— START Given data —

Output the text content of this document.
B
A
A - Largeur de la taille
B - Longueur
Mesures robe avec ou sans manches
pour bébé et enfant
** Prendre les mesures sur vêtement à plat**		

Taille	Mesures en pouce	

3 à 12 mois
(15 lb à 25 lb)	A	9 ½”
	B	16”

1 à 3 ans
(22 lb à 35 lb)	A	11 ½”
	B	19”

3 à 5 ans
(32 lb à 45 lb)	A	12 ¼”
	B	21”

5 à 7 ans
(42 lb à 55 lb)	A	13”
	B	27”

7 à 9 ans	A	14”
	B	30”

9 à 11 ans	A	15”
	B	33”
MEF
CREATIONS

— END Given data —
— START Given data —

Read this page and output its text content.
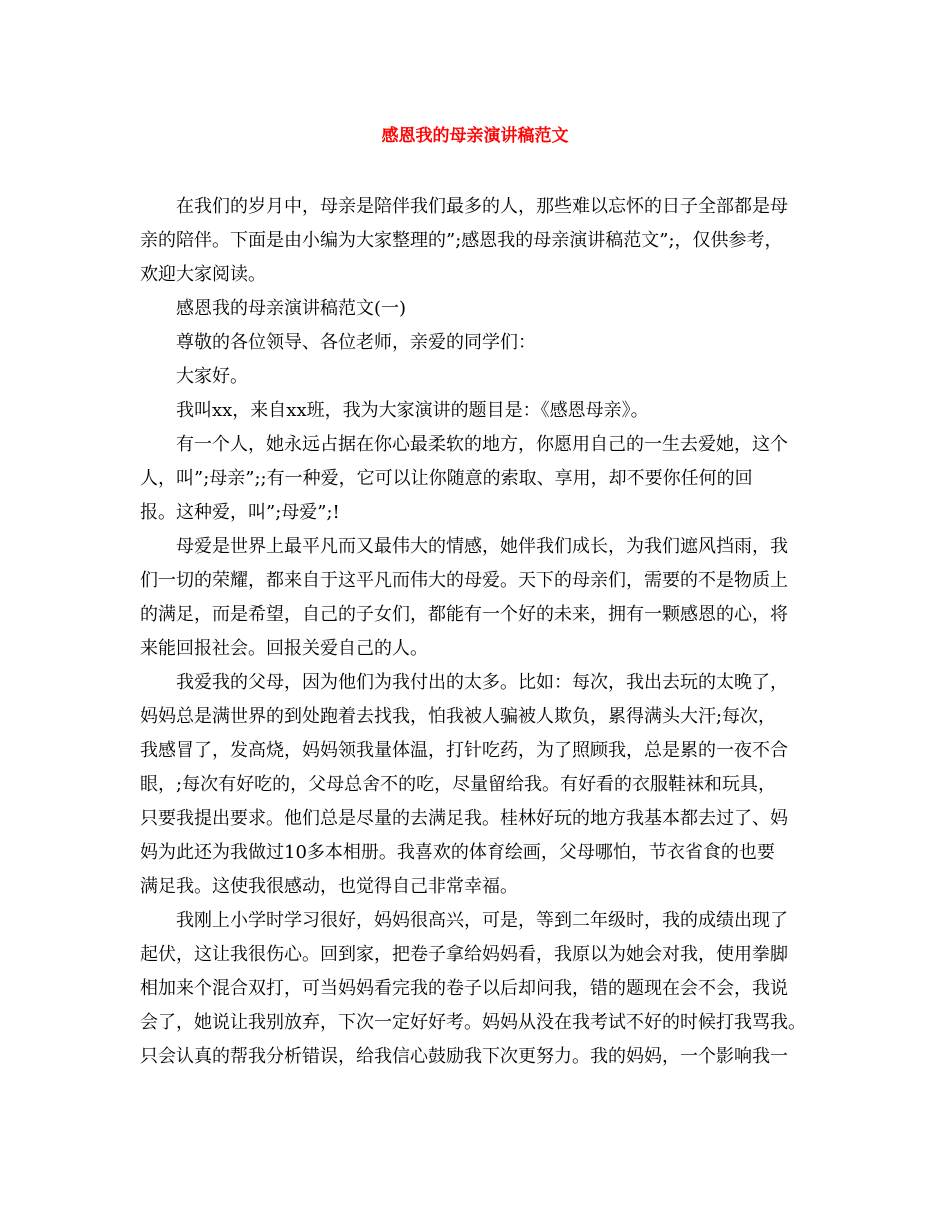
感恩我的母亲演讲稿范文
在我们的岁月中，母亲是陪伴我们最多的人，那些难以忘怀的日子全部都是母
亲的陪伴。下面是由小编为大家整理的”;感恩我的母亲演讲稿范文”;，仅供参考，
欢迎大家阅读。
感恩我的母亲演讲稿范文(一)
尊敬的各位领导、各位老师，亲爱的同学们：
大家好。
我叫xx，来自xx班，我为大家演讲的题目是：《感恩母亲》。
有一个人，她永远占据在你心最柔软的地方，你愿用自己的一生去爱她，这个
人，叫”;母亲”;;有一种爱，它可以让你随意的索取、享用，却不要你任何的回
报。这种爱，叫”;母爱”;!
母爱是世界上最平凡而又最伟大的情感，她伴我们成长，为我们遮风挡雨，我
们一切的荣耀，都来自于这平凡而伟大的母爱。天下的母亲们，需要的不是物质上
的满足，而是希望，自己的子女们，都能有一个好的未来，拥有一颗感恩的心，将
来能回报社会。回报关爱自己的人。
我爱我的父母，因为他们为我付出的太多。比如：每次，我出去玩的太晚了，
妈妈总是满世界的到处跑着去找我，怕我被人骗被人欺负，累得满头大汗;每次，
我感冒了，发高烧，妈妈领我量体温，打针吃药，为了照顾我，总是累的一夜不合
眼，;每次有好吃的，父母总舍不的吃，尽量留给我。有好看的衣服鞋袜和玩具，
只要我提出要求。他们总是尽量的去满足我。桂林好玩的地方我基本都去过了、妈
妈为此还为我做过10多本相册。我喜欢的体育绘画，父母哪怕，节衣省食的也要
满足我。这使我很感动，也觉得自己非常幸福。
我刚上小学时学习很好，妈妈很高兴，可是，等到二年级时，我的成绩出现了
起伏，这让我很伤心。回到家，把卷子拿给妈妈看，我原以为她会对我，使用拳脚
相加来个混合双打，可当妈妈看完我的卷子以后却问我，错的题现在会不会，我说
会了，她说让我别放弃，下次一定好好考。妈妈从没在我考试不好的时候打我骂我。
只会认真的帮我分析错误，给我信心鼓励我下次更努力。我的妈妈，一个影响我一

— END Given data —
— START Given data —

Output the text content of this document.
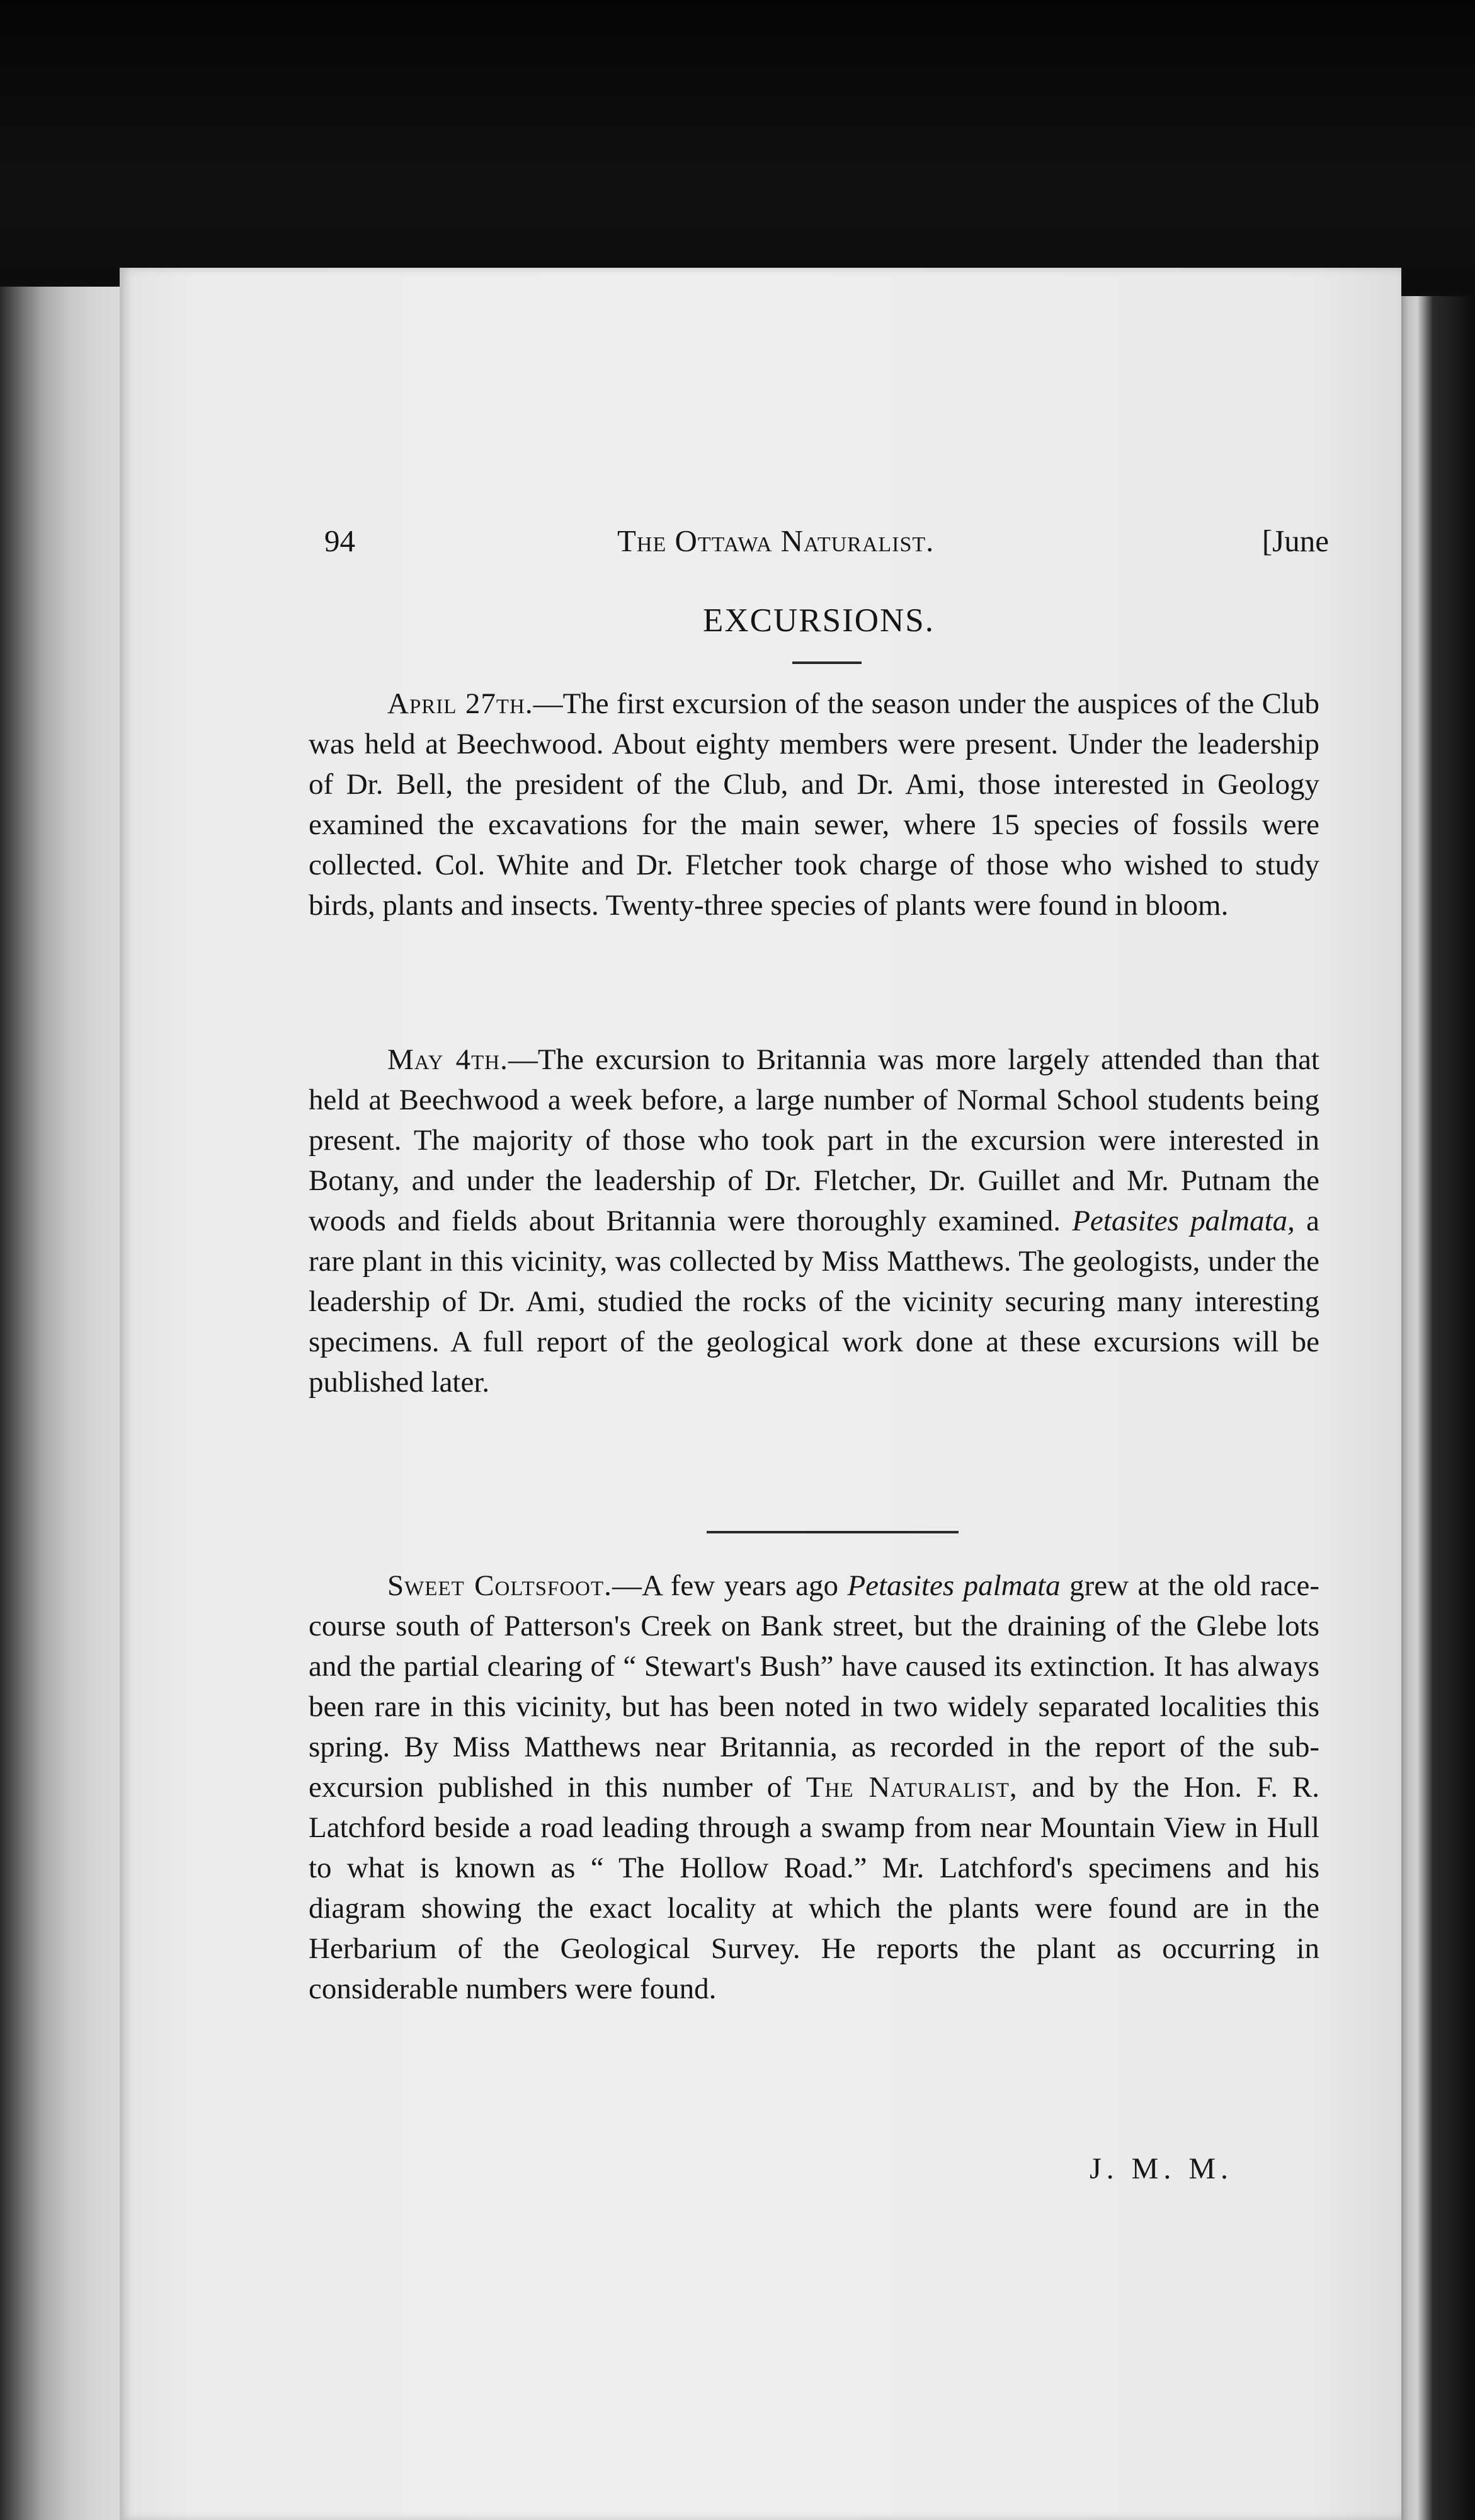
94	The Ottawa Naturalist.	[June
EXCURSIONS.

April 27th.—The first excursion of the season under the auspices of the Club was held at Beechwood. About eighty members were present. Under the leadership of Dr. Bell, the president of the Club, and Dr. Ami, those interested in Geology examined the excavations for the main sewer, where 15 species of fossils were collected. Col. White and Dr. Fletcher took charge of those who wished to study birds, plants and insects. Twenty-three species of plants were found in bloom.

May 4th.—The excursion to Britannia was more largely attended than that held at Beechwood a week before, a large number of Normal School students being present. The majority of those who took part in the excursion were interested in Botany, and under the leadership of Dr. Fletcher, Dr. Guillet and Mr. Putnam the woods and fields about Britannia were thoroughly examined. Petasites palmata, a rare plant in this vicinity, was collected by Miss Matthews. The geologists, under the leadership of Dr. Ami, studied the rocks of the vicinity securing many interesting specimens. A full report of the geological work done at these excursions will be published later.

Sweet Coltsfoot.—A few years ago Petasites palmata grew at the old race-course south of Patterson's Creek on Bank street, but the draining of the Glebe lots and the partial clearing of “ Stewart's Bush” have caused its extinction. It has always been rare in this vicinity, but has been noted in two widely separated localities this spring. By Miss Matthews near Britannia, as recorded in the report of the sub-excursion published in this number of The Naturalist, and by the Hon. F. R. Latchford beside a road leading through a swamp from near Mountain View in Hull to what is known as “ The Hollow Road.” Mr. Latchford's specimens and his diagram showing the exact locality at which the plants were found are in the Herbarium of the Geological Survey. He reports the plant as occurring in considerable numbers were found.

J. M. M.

— END Given data —

Task directions:
Collect the complete line wherever the string "Naturalist" appears in the records.

Output:
94	The Ottawa Naturalist.	[June
Sweet Coltsfoot.—A few years ago Petasites palmata grew at the old race-course south of Patterson's Creek on Bank street, but the draining of the Glebe lots and the partial clearing of “ Stewart's Bush” have caused its extinction. It has always been rare in this vicinity, but has been noted in two widely separated localities this spring. By Miss Matthews near Britannia, as recorded in the report of the sub-excursion published in this number of The Naturalist, and by the Hon. F. R. Latchford beside a road leading through a swamp from near Mountain View in Hull to what is known as “ The Hollow Road.” Mr. Latchford's specimens and his diagram showing the exact locality at which the plants were found are in the Herbarium of the Geological Survey. He reports the plant as occurring in considerable numbers were found.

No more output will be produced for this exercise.